* [GOAL]
Every line of the records below should be restated exactly.

# # # #

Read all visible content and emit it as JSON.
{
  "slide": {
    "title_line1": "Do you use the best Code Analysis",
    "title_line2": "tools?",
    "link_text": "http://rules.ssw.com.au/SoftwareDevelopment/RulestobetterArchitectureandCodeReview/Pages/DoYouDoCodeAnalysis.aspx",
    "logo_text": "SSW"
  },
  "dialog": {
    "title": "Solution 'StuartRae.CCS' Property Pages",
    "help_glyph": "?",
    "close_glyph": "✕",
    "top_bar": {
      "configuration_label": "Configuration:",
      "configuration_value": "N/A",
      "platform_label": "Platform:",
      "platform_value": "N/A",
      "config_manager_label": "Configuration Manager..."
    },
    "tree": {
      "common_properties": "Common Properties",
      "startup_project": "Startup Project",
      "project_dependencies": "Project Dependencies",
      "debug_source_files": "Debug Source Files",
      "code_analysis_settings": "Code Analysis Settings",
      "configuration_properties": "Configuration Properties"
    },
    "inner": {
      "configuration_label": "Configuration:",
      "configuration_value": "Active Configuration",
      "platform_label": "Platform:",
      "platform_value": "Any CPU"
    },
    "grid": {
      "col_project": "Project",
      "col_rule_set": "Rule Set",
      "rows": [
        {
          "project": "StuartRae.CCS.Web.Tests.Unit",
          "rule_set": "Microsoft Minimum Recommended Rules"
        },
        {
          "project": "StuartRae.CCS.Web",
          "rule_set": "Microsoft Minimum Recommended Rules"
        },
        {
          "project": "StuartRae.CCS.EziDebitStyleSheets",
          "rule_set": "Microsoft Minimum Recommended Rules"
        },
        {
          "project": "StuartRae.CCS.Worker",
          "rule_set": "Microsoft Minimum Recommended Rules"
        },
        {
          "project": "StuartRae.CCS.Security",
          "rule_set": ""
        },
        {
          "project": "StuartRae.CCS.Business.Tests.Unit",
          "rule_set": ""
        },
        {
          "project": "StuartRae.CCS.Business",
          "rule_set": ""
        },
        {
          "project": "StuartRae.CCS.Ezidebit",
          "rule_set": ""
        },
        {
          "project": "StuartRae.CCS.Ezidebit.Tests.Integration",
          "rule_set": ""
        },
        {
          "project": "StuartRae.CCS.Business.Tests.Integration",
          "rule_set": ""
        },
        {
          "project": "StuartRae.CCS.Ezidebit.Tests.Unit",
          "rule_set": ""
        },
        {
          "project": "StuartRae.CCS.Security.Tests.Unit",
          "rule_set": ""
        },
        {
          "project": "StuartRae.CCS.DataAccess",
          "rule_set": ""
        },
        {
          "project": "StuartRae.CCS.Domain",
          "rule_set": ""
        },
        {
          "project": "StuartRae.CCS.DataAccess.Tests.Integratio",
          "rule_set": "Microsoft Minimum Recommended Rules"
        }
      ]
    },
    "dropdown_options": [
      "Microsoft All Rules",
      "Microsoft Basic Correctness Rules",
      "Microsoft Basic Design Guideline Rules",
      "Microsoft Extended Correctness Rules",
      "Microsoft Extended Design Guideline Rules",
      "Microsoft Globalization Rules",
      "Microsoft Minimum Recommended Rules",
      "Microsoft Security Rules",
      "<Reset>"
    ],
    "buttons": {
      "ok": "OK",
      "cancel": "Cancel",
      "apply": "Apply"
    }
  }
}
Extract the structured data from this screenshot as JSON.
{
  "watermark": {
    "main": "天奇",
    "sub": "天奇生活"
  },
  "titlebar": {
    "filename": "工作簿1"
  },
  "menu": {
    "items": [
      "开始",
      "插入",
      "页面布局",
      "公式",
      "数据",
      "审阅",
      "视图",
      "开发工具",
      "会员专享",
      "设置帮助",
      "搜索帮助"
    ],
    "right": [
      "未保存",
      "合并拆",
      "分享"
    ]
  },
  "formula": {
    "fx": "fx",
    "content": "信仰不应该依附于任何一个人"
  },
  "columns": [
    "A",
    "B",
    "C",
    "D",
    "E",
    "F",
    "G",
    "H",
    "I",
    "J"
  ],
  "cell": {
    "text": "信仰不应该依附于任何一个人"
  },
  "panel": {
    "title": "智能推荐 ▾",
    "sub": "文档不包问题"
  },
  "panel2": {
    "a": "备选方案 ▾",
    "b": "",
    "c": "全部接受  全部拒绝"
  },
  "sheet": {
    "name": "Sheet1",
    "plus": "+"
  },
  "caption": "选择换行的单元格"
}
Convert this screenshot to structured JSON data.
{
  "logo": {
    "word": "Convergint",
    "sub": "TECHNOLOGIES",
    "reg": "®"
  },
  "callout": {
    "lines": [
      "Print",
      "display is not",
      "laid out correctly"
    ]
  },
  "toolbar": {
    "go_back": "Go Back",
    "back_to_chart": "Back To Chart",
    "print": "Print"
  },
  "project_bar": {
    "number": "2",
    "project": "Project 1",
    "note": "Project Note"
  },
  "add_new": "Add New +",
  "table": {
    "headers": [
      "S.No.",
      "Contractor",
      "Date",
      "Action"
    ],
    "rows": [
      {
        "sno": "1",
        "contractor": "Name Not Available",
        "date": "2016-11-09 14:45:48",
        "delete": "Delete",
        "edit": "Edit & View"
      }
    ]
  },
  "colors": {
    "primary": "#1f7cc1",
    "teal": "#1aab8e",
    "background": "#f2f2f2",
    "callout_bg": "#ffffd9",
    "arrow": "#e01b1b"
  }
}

# # # #

* [ANSWER TO THIS TASK]
Read all visible content and emit it as JSON.
{
  "slide": {
    "title_line1": "Do you use the best Code Analysis",
    "title_line2": "tools?",
    "link_text": "http://rules.ssw.com.au/SoftwareDevelopment/RulestobetterArchitectureandCodeReview/Pages/DoYouDoCodeAnalysis.aspx",
    "logo_text": "SSW"
  },
  "dialog": {
    "title": "Solution 'StuartRae.CCS' Property Pages",
    "help_glyph": "?",
    "close_glyph": "✕",
    "top_bar": {
      "configuration_label": "Configuration:",
      "configuration_value": "N/A",
      "platform_label": "Platform:",
      "platform_value": "N/A",
      "config_manager_label": "Configuration Manager..."
    },
    "tree": {
      "common_properties": "Common Properties",
      "startup_project": "Startup Project",
      "project_dependencies": "Project Dependencies",
      "debug_source_files": "Debug Source Files",
      "code_analysis_settings": "Code Analysis Settings",
      "configuration_properties": "Configuration Properties"
    },
    "inner": {
      "configuration_label": "Configuration:",
      "configuration_value": "Active Configuration",
      "platform_label": "Platform:",
      "platform_value": "Any CPU"
    },
    "grid": {
      "col_project": "Project",
      "col_rule_set": "Rule Set",
      "rows": [
        {
          "project": "StuartRae.CCS.Web.Tests.Unit",
          "rule_set": "Microsoft Minimum Recommended Rules"
        },
        {
          "project": "StuartRae.CCS.Web",
          "rule_set": "Microsoft Minimum Recommended Rules"
        },
        {
          "project": "StuartRae.CCS.EziDebitStyleSheets",
          "rule_set": "Microsoft Minimum Recommended Rules"
        },
        {
          "project": "StuartRae.CCS.Worker",
          "rule_set": "Microsoft Minimum Recommended Rules"
        },
        {
          "project": "StuartRae.CCS.Security",
          "rule_set": ""
        },
        {
          "project": "StuartRae.CCS.Business.Tests.Unit",
          "rule_set": ""
        },
        {
          "project": "StuartRae.CCS.Business",
          "rule_set": ""
        },
        {
          "project": "StuartRae.CCS.Ezidebit",
          "rule_set": ""
        },
        {
          "project": "StuartRae.CCS.Ezidebit.Tests.Integration",
          "rule_set": ""
        },
        {
          "project": "StuartRae.CCS.Business.Tests.Integration",
          "rule_set": ""
        },
        {
          "project": "StuartRae.CCS.Ezidebit.Tests.Unit",
          "rule_set": ""
        },
        {
          "project": "StuartRae.CCS.Security.Tests.Unit",
          "rule_set": ""
        },
        {
          "project": "StuartRae.CCS.DataAccess",
          "rule_set": ""
        },
        {
          "project": "StuartRae.CCS.Domain",
          "rule_set": ""
        },
        {
          "project": "StuartRae.CCS.DataAccess.Tests.Integratio",
          "rule_set": "Microsoft Minimum Recommended Rules"
        }
      ]
    },
    "dropdown_options": [
      "Microsoft All Rules",
      "Microsoft Basic Correctness Rules",
      "Microsoft Basic Design Guideline Rules",
      "Microsoft Extended Correctness Rules",
      "Microsoft Extended Design Guideline Rules",
      "Microsoft Globalization Rules",
      "Microsoft Minimum Recommended Rules",
      "Microsoft Security Rules",
      "<Reset>"
    ],
    "buttons": {
      "ok": "OK",
      "cancel": "Cancel",
      "apply": "Apply"
    }
  }
}
Extract the structured data from this screenshot as JSON.
{
  "watermark": {
    "main": "天奇",
    "sub": "天奇生活"
  },
  "titlebar": {
    "filename": "工作簿1"
  },
  "menu": {
    "items": [
      "开始",
      "插入",
      "页面布局",
      "公式",
      "数据",
      "审阅",
      "视图",
      "开发工具",
      "会员专享",
      "设置帮助",
      "搜索帮助"
    ],
    "right": [
      "未保存",
      "合并拆",
      "分享"
    ]
  },
  "formula": {
    "fx": "fx",
    "content": "信仰不应该依附于任何一个人"
  },
  "columns": [
    "A",
    "B",
    "C",
    "D",
    "E",
    "F",
    "G",
    "H",
    "I",
    "J"
  ],
  "cell": {
    "text": "信仰不应该依附于任何一个人"
  },
  "panel": {
    "title": "智能推荐 ▾",
    "sub": "文档不包问题"
  },
  "panel2": {
    "a": "备选方案 ▾",
    "b": "",
    "c": "全部接受  全部拒绝"
  },
  "sheet": {
    "name": "Sheet1",
    "plus": "+"
  },
  "caption": "选择换行的单元格"
}
Convert this screenshot to structured JSON data.
{
  "logo": {
    "word": "Convergint",
    "sub": "TECHNOLOGIES",
    "reg": "®"
  },
  "callout": {
    "lines": [
      "Print",
      "display is not",
      "laid out correctly"
    ]
  },
  "toolbar": {
    "go_back": "Go Back",
    "back_to_chart": "Back To Chart",
    "print": "Print"
  },
  "project_bar": {
    "number": "2",
    "project": "Project 1",
    "note": "Project Note"
  },
  "add_new": "Add New +",
  "table": {
    "headers": [
      "S.No.",
      "Contractor",
      "Date",
      "Action"
    ],
    "rows": [
      {
        "sno": "1",
        "contractor": "Name Not Available",
        "date": "2016-11-09 14:45:48",
        "delete": "Delete",
        "edit": "Edit & View"
      }
    ]
  },
  "colors": {
    "primary": "#1f7cc1",
    "teal": "#1aab8e",
    "background": "#f2f2f2",
    "callout_bg": "#ffffd9",
    "arrow": "#e01b1b"
  }
}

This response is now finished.